→ **TASK STATEMENT**
Every entry that follows needs to be repeated exactly.

→ **DATA SHOWN**

════════════════════

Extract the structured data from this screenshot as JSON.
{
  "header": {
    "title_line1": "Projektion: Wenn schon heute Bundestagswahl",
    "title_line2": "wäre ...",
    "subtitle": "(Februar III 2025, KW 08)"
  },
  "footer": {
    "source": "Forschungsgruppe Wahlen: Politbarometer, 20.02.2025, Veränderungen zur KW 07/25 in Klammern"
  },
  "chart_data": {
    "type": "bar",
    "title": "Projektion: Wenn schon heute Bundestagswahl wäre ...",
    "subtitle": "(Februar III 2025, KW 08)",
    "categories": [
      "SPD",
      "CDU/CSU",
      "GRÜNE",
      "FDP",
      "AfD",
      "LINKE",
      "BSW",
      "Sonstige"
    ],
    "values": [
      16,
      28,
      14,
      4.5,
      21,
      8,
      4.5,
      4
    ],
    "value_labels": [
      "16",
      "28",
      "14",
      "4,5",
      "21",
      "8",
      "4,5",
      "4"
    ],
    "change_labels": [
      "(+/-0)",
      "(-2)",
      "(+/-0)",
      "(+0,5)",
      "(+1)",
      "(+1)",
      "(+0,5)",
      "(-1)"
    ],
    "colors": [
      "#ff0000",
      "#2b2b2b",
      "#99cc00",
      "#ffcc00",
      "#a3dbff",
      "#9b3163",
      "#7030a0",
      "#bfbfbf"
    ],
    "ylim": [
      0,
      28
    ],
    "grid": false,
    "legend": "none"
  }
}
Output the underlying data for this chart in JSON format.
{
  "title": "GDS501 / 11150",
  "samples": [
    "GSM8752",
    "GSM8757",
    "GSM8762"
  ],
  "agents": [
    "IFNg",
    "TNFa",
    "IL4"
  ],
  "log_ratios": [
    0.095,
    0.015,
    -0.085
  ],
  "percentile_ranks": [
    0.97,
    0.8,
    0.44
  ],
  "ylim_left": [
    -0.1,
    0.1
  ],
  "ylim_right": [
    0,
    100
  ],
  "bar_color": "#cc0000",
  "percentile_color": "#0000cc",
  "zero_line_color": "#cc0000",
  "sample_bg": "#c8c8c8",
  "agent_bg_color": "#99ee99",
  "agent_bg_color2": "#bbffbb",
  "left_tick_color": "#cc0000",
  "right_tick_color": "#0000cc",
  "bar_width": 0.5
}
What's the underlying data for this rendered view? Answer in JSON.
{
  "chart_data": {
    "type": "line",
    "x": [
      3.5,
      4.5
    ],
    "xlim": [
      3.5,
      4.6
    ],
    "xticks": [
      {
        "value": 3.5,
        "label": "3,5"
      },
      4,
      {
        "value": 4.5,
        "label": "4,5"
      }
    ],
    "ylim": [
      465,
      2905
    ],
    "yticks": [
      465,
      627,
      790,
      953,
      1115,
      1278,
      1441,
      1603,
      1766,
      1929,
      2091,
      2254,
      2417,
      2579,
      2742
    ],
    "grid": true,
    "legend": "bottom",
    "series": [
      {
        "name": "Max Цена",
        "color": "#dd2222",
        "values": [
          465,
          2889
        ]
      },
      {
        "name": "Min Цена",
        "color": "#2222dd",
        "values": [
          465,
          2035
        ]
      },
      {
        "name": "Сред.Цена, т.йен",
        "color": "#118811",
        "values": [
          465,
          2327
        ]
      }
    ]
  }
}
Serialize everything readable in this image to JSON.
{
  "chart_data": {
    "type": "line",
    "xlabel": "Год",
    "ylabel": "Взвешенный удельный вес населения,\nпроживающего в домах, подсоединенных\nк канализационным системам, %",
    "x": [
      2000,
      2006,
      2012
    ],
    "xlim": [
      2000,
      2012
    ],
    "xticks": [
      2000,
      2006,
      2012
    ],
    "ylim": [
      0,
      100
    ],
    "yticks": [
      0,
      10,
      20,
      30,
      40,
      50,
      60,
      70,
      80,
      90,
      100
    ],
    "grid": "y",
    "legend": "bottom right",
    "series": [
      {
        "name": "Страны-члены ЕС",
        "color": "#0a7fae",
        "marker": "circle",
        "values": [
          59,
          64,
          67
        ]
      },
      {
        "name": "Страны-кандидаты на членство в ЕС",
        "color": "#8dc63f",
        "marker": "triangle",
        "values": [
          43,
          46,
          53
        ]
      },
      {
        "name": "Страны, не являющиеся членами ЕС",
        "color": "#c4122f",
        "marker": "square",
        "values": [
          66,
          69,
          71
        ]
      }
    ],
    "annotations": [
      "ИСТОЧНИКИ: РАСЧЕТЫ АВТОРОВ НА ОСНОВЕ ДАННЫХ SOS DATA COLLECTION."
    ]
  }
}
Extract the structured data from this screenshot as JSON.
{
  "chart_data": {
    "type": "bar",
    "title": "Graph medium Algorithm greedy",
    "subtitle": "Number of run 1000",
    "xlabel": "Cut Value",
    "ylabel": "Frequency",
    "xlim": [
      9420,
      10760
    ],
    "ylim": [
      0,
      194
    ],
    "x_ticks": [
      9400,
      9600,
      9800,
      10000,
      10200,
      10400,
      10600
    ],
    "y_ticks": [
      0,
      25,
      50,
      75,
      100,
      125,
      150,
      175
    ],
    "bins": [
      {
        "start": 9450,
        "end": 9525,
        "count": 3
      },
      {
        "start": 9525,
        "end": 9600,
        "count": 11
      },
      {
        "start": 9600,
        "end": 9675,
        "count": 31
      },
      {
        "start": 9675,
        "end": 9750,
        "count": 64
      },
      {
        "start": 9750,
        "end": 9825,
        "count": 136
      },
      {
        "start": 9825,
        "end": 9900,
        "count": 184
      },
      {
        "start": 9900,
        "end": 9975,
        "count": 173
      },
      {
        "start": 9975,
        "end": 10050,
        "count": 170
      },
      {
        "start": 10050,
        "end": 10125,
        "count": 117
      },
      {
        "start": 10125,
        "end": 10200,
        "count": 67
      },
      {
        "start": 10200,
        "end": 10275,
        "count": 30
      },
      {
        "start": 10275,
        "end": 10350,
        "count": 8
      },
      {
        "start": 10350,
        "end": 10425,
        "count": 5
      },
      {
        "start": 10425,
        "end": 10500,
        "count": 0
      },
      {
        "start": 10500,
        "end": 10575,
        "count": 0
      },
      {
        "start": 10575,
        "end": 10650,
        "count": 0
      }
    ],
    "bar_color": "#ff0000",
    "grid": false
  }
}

════════════════════

→ **OUTPUT BELOW**
Extract the structured data from this screenshot as JSON.
{
  "header": {
    "title_line1": "Projektion: Wenn schon heute Bundestagswahl",
    "title_line2": "wäre ...",
    "subtitle": "(Februar III 2025, KW 08)"
  },
  "footer": {
    "source": "Forschungsgruppe Wahlen: Politbarometer, 20.02.2025, Veränderungen zur KW 07/25 in Klammern"
  },
  "chart_data": {
    "type": "bar",
    "title": "Projektion: Wenn schon heute Bundestagswahl wäre ...",
    "subtitle": "(Februar III 2025, KW 08)",
    "categories": [
      "SPD",
      "CDU/CSU",
      "GRÜNE",
      "FDP",
      "AfD",
      "LINKE",
      "BSW",
      "Sonstige"
    ],
    "values": [
      16,
      28,
      14,
      4.5,
      21,
      8,
      4.5,
      4
    ],
    "value_labels": [
      "16",
      "28",
      "14",
      "4,5",
      "21",
      "8",
      "4,5",
      "4"
    ],
    "change_labels": [
      "(+/-0)",
      "(-2)",
      "(+/-0)",
      "(+0,5)",
      "(+1)",
      "(+1)",
      "(+0,5)",
      "(-1)"
    ],
    "colors": [
      "#ff0000",
      "#2b2b2b",
      "#99cc00",
      "#ffcc00",
      "#a3dbff",
      "#9b3163",
      "#7030a0",
      "#bfbfbf"
    ],
    "ylim": [
      0,
      28
    ],
    "grid": false,
    "legend": "none"
  }
}
Output the underlying data for this chart in JSON format.
{
  "title": "GDS501 / 11150",
  "samples": [
    "GSM8752",
    "GSM8757",
    "GSM8762"
  ],
  "agents": [
    "IFNg",
    "TNFa",
    "IL4"
  ],
  "log_ratios": [
    0.095,
    0.015,
    -0.085
  ],
  "percentile_ranks": [
    0.97,
    0.8,
    0.44
  ],
  "ylim_left": [
    -0.1,
    0.1
  ],
  "ylim_right": [
    0,
    100
  ],
  "bar_color": "#cc0000",
  "percentile_color": "#0000cc",
  "zero_line_color": "#cc0000",
  "sample_bg": "#c8c8c8",
  "agent_bg_color": "#99ee99",
  "agent_bg_color2": "#bbffbb",
  "left_tick_color": "#cc0000",
  "right_tick_color": "#0000cc",
  "bar_width": 0.5
}
What's the underlying data for this rendered view? Answer in JSON.
{
  "chart_data": {
    "type": "line",
    "x": [
      3.5,
      4.5
    ],
    "xlim": [
      3.5,
      4.6
    ],
    "xticks": [
      {
        "value": 3.5,
        "label": "3,5"
      },
      4,
      {
        "value": 4.5,
        "label": "4,5"
      }
    ],
    "ylim": [
      465,
      2905
    ],
    "yticks": [
      465,
      627,
      790,
      953,
      1115,
      1278,
      1441,
      1603,
      1766,
      1929,
      2091,
      2254,
      2417,
      2579,
      2742
    ],
    "grid": true,
    "legend": "bottom",
    "series": [
      {
        "name": "Max Цена",
        "color": "#dd2222",
        "values": [
          465,
          2889
        ]
      },
      {
        "name": "Min Цена",
        "color": "#2222dd",
        "values": [
          465,
          2035
        ]
      },
      {
        "name": "Сред.Цена, т.йен",
        "color": "#118811",
        "values": [
          465,
          2327
        ]
      }
    ]
  }
}
Serialize everything readable in this image to JSON.
{
  "chart_data": {
    "type": "line",
    "xlabel": "Год",
    "ylabel": "Взвешенный удельный вес населения,\nпроживающего в домах, подсоединенных\nк канализационным системам, %",
    "x": [
      2000,
      2006,
      2012
    ],
    "xlim": [
      2000,
      2012
    ],
    "xticks": [
      2000,
      2006,
      2012
    ],
    "ylim": [
      0,
      100
    ],
    "yticks": [
      0,
      10,
      20,
      30,
      40,
      50,
      60,
      70,
      80,
      90,
      100
    ],
    "grid": "y",
    "legend": "bottom right",
    "series": [
      {
        "name": "Страны-члены ЕС",
        "color": "#0a7fae",
        "marker": "circle",
        "values": [
          59,
          64,
          67
        ]
      },
      {
        "name": "Страны-кандидаты на членство в ЕС",
        "color": "#8dc63f",
        "marker": "triangle",
        "values": [
          43,
          46,
          53
        ]
      },
      {
        "name": "Страны, не являющиеся членами ЕС",
        "color": "#c4122f",
        "marker": "square",
        "values": [
          66,
          69,
          71
        ]
      }
    ],
    "annotations": [
      "ИСТОЧНИКИ: РАСЧЕТЫ АВТОРОВ НА ОСНОВЕ ДАННЫХ SOS DATA COLLECTION."
    ]
  }
}
Extract the structured data from this screenshot as JSON.
{
  "chart_data": {
    "type": "bar",
    "title": "Graph medium Algorithm greedy",
    "subtitle": "Number of run 1000",
    "xlabel": "Cut Value",
    "ylabel": "Frequency",
    "xlim": [
      9420,
      10760
    ],
    "ylim": [
      0,
      194
    ],
    "x_ticks": [
      9400,
      9600,
      9800,
      10000,
      10200,
      10400,
      10600
    ],
    "y_ticks": [
      0,
      25,
      50,
      75,
      100,
      125,
      150,
      175
    ],
    "bins": [
      {
        "start": 9450,
        "end": 9525,
        "count": 3
      },
      {
        "start": 9525,
        "end": 9600,
        "count": 11
      },
      {
        "start": 9600,
        "end": 9675,
        "count": 31
      },
      {
        "start": 9675,
        "end": 9750,
        "count": 64
      },
      {
        "start": 9750,
        "end": 9825,
        "count": 136
      },
      {
        "start": 9825,
        "end": 9900,
        "count": 184
      },
      {
        "start": 9900,
        "end": 9975,
        "count": 173
      },
      {
        "start": 9975,
        "end": 10050,
        "count": 170
      },
      {
        "start": 10050,
        "end": 10125,
        "count": 117
      },
      {
        "start": 10125,
        "end": 10200,
        "count": 67
      },
      {
        "start": 10200,
        "end": 10275,
        "count": 30
      },
      {
        "start": 10275,
        "end": 10350,
        "count": 8
      },
      {
        "start": 10350,
        "end": 10425,
        "count": 5
      },
      {
        "start": 10425,
        "end": 10500,
        "count": 0
      },
      {
        "start": 10500,
        "end": 10575,
        "count": 0
      },
      {
        "start": 10575,
        "end": 10650,
        "count": 0
      }
    ],
    "bar_color": "#ff0000",
    "grid": false
  }
}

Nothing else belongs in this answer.